Problem to work on:
Print all of the data exactly as written.

Supplied data:
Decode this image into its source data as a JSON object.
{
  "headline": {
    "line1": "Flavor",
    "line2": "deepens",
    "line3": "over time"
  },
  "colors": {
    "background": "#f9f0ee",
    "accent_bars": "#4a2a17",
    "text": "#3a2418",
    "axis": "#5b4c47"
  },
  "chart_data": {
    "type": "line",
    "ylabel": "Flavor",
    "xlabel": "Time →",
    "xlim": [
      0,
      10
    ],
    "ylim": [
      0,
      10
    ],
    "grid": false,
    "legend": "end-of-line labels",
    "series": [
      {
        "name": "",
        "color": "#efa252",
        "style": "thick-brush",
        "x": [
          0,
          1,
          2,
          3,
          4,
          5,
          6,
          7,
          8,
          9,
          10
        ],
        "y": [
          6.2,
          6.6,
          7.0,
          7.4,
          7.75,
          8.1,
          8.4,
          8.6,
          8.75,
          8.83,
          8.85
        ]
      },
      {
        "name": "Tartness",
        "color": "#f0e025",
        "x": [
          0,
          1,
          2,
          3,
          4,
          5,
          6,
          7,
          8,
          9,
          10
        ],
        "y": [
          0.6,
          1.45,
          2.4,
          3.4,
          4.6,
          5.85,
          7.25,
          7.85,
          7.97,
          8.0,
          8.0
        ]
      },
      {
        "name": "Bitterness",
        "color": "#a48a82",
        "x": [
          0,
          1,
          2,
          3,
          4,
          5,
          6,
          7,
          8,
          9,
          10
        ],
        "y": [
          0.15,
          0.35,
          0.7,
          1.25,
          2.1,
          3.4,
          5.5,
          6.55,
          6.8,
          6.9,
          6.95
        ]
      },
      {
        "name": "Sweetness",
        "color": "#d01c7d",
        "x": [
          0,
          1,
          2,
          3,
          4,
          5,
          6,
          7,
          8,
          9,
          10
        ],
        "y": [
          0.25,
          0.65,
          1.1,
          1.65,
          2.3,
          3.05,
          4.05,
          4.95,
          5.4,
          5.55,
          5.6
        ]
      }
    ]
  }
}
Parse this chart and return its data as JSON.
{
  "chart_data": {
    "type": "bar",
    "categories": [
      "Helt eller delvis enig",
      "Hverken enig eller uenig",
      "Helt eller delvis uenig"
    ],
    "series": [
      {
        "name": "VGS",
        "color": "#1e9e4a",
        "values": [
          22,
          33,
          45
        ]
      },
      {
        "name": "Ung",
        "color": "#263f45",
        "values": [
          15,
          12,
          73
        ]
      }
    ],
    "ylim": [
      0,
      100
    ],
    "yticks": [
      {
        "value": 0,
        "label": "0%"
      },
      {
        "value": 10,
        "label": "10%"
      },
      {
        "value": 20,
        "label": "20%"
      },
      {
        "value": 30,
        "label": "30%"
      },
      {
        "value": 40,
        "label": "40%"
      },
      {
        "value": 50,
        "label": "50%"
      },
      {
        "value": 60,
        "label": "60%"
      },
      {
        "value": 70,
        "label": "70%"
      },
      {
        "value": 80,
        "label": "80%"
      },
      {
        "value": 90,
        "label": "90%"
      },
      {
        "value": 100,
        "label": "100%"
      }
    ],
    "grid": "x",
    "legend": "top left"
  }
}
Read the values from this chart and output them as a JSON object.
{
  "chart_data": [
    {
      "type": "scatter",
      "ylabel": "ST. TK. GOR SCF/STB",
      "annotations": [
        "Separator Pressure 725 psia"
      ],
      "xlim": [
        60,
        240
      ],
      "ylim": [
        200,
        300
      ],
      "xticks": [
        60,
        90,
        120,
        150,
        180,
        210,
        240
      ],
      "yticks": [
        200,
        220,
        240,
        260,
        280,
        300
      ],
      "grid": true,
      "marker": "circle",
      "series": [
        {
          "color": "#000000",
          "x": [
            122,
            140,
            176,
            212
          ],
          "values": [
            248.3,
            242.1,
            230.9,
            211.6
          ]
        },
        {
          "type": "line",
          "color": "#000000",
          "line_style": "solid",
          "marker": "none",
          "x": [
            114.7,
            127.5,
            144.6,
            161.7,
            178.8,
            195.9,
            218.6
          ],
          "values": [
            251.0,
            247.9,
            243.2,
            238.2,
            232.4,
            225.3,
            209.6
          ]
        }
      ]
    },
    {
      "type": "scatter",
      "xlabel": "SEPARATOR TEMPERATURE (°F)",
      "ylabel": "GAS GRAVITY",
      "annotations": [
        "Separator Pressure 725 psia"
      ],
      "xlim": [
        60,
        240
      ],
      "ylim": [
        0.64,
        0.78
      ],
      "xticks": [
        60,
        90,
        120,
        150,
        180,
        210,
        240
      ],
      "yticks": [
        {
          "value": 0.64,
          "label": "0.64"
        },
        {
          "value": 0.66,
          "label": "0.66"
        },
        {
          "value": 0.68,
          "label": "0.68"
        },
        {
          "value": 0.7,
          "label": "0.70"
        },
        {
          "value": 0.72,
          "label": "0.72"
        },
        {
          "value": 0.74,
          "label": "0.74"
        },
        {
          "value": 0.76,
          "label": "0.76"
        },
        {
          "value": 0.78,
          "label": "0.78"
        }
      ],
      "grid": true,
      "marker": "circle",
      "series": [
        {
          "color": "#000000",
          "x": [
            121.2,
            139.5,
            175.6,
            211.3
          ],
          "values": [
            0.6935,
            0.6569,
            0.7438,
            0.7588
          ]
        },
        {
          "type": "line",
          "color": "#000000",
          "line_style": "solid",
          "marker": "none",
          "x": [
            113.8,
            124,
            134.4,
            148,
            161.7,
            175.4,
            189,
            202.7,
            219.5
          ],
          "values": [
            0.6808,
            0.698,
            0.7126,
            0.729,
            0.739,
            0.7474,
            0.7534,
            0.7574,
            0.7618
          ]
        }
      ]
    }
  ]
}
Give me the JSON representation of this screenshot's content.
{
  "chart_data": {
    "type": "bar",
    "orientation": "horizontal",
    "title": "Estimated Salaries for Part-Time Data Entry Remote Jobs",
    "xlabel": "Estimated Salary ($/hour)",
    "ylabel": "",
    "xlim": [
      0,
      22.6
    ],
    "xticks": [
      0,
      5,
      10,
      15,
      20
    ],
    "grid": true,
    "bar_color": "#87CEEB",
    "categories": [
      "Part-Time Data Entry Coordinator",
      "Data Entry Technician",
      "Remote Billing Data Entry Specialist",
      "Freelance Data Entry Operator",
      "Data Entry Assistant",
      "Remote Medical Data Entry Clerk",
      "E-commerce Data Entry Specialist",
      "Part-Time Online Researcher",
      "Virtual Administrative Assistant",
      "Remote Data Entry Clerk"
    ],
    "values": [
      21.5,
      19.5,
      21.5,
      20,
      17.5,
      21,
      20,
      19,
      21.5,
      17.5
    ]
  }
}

Response to this task:
Decode this image into its source data as a JSON object.
{
  "headline": {
    "line1": "Flavor",
    "line2": "deepens",
    "line3": "over time"
  },
  "colors": {
    "background": "#f9f0ee",
    "accent_bars": "#4a2a17",
    "text": "#3a2418",
    "axis": "#5b4c47"
  },
  "chart_data": {
    "type": "line",
    "ylabel": "Flavor",
    "xlabel": "Time →",
    "xlim": [
      0,
      10
    ],
    "ylim": [
      0,
      10
    ],
    "grid": false,
    "legend": "end-of-line labels",
    "series": [
      {
        "name": "",
        "color": "#efa252",
        "style": "thick-brush",
        "x": [
          0,
          1,
          2,
          3,
          4,
          5,
          6,
          7,
          8,
          9,
          10
        ],
        "y": [
          6.2,
          6.6,
          7.0,
          7.4,
          7.75,
          8.1,
          8.4,
          8.6,
          8.75,
          8.83,
          8.85
        ]
      },
      {
        "name": "Tartness",
        "color": "#f0e025",
        "x": [
          0,
          1,
          2,
          3,
          4,
          5,
          6,
          7,
          8,
          9,
          10
        ],
        "y": [
          0.6,
          1.45,
          2.4,
          3.4,
          4.6,
          5.85,
          7.25,
          7.85,
          7.97,
          8.0,
          8.0
        ]
      },
      {
        "name": "Bitterness",
        "color": "#a48a82",
        "x": [
          0,
          1,
          2,
          3,
          4,
          5,
          6,
          7,
          8,
          9,
          10
        ],
        "y": [
          0.15,
          0.35,
          0.7,
          1.25,
          2.1,
          3.4,
          5.5,
          6.55,
          6.8,
          6.9,
          6.95
        ]
      },
      {
        "name": "Sweetness",
        "color": "#d01c7d",
        "x": [
          0,
          1,
          2,
          3,
          4,
          5,
          6,
          7,
          8,
          9,
          10
        ],
        "y": [
          0.25,
          0.65,
          1.1,
          1.65,
          2.3,
          3.05,
          4.05,
          4.95,
          5.4,
          5.55,
          5.6
        ]
      }
    ]
  }
}
Parse this chart and return its data as JSON.
{
  "chart_data": {
    "type": "bar",
    "categories": [
      "Helt eller delvis enig",
      "Hverken enig eller uenig",
      "Helt eller delvis uenig"
    ],
    "series": [
      {
        "name": "VGS",
        "color": "#1e9e4a",
        "values": [
          22,
          33,
          45
        ]
      },
      {
        "name": "Ung",
        "color": "#263f45",
        "values": [
          15,
          12,
          73
        ]
      }
    ],
    "ylim": [
      0,
      100
    ],
    "yticks": [
      {
        "value": 0,
        "label": "0%"
      },
      {
        "value": 10,
        "label": "10%"
      },
      {
        "value": 20,
        "label": "20%"
      },
      {
        "value": 30,
        "label": "30%"
      },
      {
        "value": 40,
        "label": "40%"
      },
      {
        "value": 50,
        "label": "50%"
      },
      {
        "value": 60,
        "label": "60%"
      },
      {
        "value": 70,
        "label": "70%"
      },
      {
        "value": 80,
        "label": "80%"
      },
      {
        "value": 90,
        "label": "90%"
      },
      {
        "value": 100,
        "label": "100%"
      }
    ],
    "grid": "x",
    "legend": "top left"
  }
}
Read the values from this chart and output them as a JSON object.
{
  "chart_data": [
    {
      "type": "scatter",
      "ylabel": "ST. TK. GOR SCF/STB",
      "annotations": [
        "Separator Pressure 725 psia"
      ],
      "xlim": [
        60,
        240
      ],
      "ylim": [
        200,
        300
      ],
      "xticks": [
        60,
        90,
        120,
        150,
        180,
        210,
        240
      ],
      "yticks": [
        200,
        220,
        240,
        260,
        280,
        300
      ],
      "grid": true,
      "marker": "circle",
      "series": [
        {
          "color": "#000000",
          "x": [
            122,
            140,
            176,
            212
          ],
          "values": [
            248.3,
            242.1,
            230.9,
            211.6
          ]
        },
        {
          "type": "line",
          "color": "#000000",
          "line_style": "solid",
          "marker": "none",
          "x": [
            114.7,
            127.5,
            144.6,
            161.7,
            178.8,
            195.9,
            218.6
          ],
          "values": [
            251.0,
            247.9,
            243.2,
            238.2,
            232.4,
            225.3,
            209.6
          ]
        }
      ]
    },
    {
      "type": "scatter",
      "xlabel": "SEPARATOR TEMPERATURE (°F)",
      "ylabel": "GAS GRAVITY",
      "annotations": [
        "Separator Pressure 725 psia"
      ],
      "xlim": [
        60,
        240
      ],
      "ylim": [
        0.64,
        0.78
      ],
      "xticks": [
        60,
        90,
        120,
        150,
        180,
        210,
        240
      ],
      "yticks": [
        {
          "value": 0.64,
          "label": "0.64"
        },
        {
          "value": 0.66,
          "label": "0.66"
        },
        {
          "value": 0.68,
          "label": "0.68"
        },
        {
          "value": 0.7,
          "label": "0.70"
        },
        {
          "value": 0.72,
          "label": "0.72"
        },
        {
          "value": 0.74,
          "label": "0.74"
        },
        {
          "value": 0.76,
          "label": "0.76"
        },
        {
          "value": 0.78,
          "label": "0.78"
        }
      ],
      "grid": true,
      "marker": "circle",
      "series": [
        {
          "color": "#000000",
          "x": [
            121.2,
            139.5,
            175.6,
            211.3
          ],
          "values": [
            0.6935,
            0.6569,
            0.7438,
            0.7588
          ]
        },
        {
          "type": "line",
          "color": "#000000",
          "line_style": "solid",
          "marker": "none",
          "x": [
            113.8,
            124,
            134.4,
            148,
            161.7,
            175.4,
            189,
            202.7,
            219.5
          ],
          "values": [
            0.6808,
            0.698,
            0.7126,
            0.729,
            0.739,
            0.7474,
            0.7534,
            0.7574,
            0.7618
          ]
        }
      ]
    }
  ]
}
Give me the JSON representation of this screenshot's content.
{
  "chart_data": {
    "type": "bar",
    "orientation": "horizontal",
    "title": "Estimated Salaries for Part-Time Data Entry Remote Jobs",
    "xlabel": "Estimated Salary ($/hour)",
    "ylabel": "",
    "xlim": [
      0,
      22.6
    ],
    "xticks": [
      0,
      5,
      10,
      15,
      20
    ],
    "grid": true,
    "bar_color": "#87CEEB",
    "categories": [
      "Part-Time Data Entry Coordinator",
      "Data Entry Technician",
      "Remote Billing Data Entry Specialist",
      "Freelance Data Entry Operator",
      "Data Entry Assistant",
      "Remote Medical Data Entry Clerk",
      "E-commerce Data Entry Specialist",
      "Part-Time Online Researcher",
      "Virtual Administrative Assistant",
      "Remote Data Entry Clerk"
    ],
    "values": [
      21.5,
      19.5,
      21.5,
      20,
      17.5,
      21,
      20,
      19,
      21.5,
      17.5
    ]
  }
}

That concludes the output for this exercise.